[SHORT EXERCISE]
Write every line out verbatim and omit the pictures.

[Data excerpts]
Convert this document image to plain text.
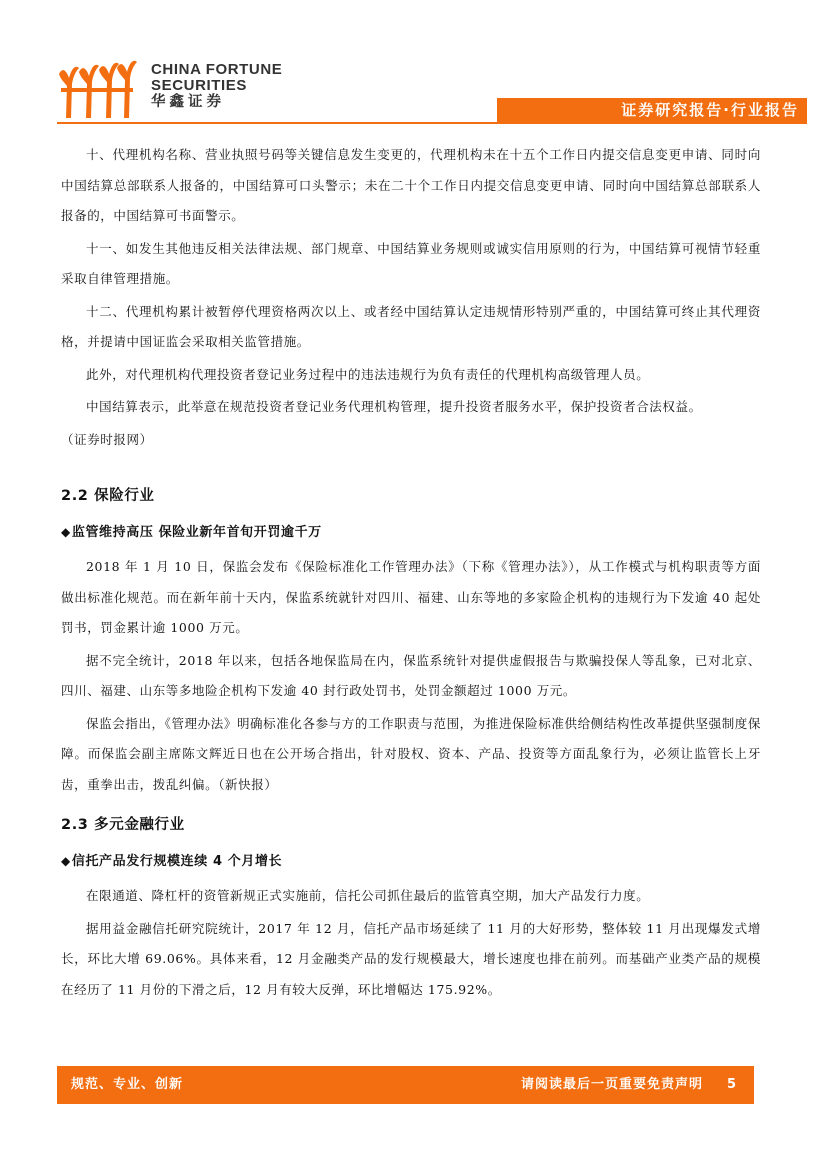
CHINA FORTUNE
SECURITIES
华鑫证券	证券研究报告·行业报告

十、代理机构名称、营业执照号码等关键信息发生变更的，代理机构未在十五个工作日内提交信息变更申请、同时向中国结算总部联系人报备的，中国结算可口头警示；未在二十个工作日内提交信息变更申请、同时向中国结算总部联系人报备的，中国结算可书面警示。

十一、如发生其他违反相关法律法规、部门规章、中国结算业务规则或诚实信用原则的行为，中国结算可视情节轻重采取自律管理措施。

十二、代理机构累计被暂停代理资格两次以上、或者经中国结算认定违规情形特别严重的，中国结算可终止其代理资格，并提请中国证监会采取相关监管措施。

此外，对代理机构代理投资者登记业务过程中的违法违规行为负有责任的代理机构高级管理人员。

中国结算表示，此举意在规范投资者登记业务代理机构管理，提升投资者服务水平，保护投资者合法权益。

（证券时报网）

2.2 保险行业
◆监管维持高压 保险业新年首旬开罚逾千万

2018 年 1 月 10 日，保监会发布《保险标准化工作管理办法》（下称《管理办法》），从工作模式与机构职责等方面做出标准化规范。而在新年前十天内，保监系统就针对四川、福建、山东等地的多家险企机构的违规行为下发逾 40 起处罚书，罚金累计逾 1000 万元。

据不完全统计，2018 年以来，包括各地保监局在内，保监系统针对提供虚假报告与欺骗投保人等乱象，已对北京、四川、福建、山东等多地险企机构下发逾 40 封行政处罚书，处罚金额超过 1000 万元。

保监会指出，《管理办法》明确标准化各参与方的工作职责与范围，为推进保险标准供给侧结构性改革提供坚强制度保障。而保监会副主席陈文辉近日也在公开场合指出，针对股权、资本、产品、投资等方面乱象行为，必须让监管长上牙齿，重拳出击，拨乱纠偏。（新快报）

2.3 多元金融行业
◆信托产品发行规模连续 4 个月增长

在限通道、降杠杆的资管新规正式实施前，信托公司抓住最后的监管真空期，加大产品发行力度。

据用益金融信托研究院统计，2017 年 12 月，信托产品市场延续了 11 月的大好形势，整体较 11 月出现爆发式增长，环比大增 69.06%。具体来看，12 月金融类产品的发行规模最大，增长速度也排在前列。而基础产业类产品的规模在经历了 11 月份的下滑之后，12 月有较大反弹，环比增幅达 175.92%。

规范、专业、创新	请阅读最后一页重要免责声明 5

[RESULT]
Convert this document image to plain text.
CHINA FORTUNE
SECURITIES
华鑫证券	证券研究报告·行业报告

十、代理机构名称、营业执照号码等关键信息发生变更的，代理机构未在十五个工作日内提交信息变更申请、同时向中国结算总部联系人报备的，中国结算可口头警示；未在二十个工作日内提交信息变更申请、同时向中国结算总部联系人报备的，中国结算可书面警示。

十一、如发生其他违反相关法律法规、部门规章、中国结算业务规则或诚实信用原则的行为，中国结算可视情节轻重采取自律管理措施。

十二、代理机构累计被暂停代理资格两次以上、或者经中国结算认定违规情形特别严重的，中国结算可终止其代理资格，并提请中国证监会采取相关监管措施。

此外，对代理机构代理投资者登记业务过程中的违法违规行为负有责任的代理机构高级管理人员。

中国结算表示，此举意在规范投资者登记业务代理机构管理，提升投资者服务水平，保护投资者合法权益。

（证券时报网）

2.2 保险行业
◆监管维持高压 保险业新年首旬开罚逾千万

2018 年 1 月 10 日，保监会发布《保险标准化工作管理办法》（下称《管理办法》），从工作模式与机构职责等方面做出标准化规范。而在新年前十天内，保监系统就针对四川、福建、山东等地的多家险企机构的违规行为下发逾 40 起处罚书，罚金累计逾 1000 万元。

据不完全统计，2018 年以来，包括各地保监局在内，保监系统针对提供虚假报告与欺骗投保人等乱象，已对北京、四川、福建、山东等多地险企机构下发逾 40 封行政处罚书，处罚金额超过 1000 万元。

保监会指出，《管理办法》明确标准化各参与方的工作职责与范围，为推进保险标准供给侧结构性改革提供坚强制度保障。而保监会副主席陈文辉近日也在公开场合指出，针对股权、资本、产品、投资等方面乱象行为，必须让监管长上牙齿，重拳出击，拨乱纠偏。（新快报）

2.3 多元金融行业
◆信托产品发行规模连续 4 个月增长

在限通道、降杠杆的资管新规正式实施前，信托公司抓住最后的监管真空期，加大产品发行力度。

据用益金融信托研究院统计，2017 年 12 月，信托产品市场延续了 11 月的大好形势，整体较 11 月出现爆发式增长，环比大增 69.06%。具体来看，12 月金融类产品的发行规模最大，增长速度也排在前列。而基础产业类产品的规模在经历了 11 月份的下滑之后，12 月有较大反弹，环比增幅达 175.92%。

规范、专业、创新	请阅读最后一页重要免责声明 5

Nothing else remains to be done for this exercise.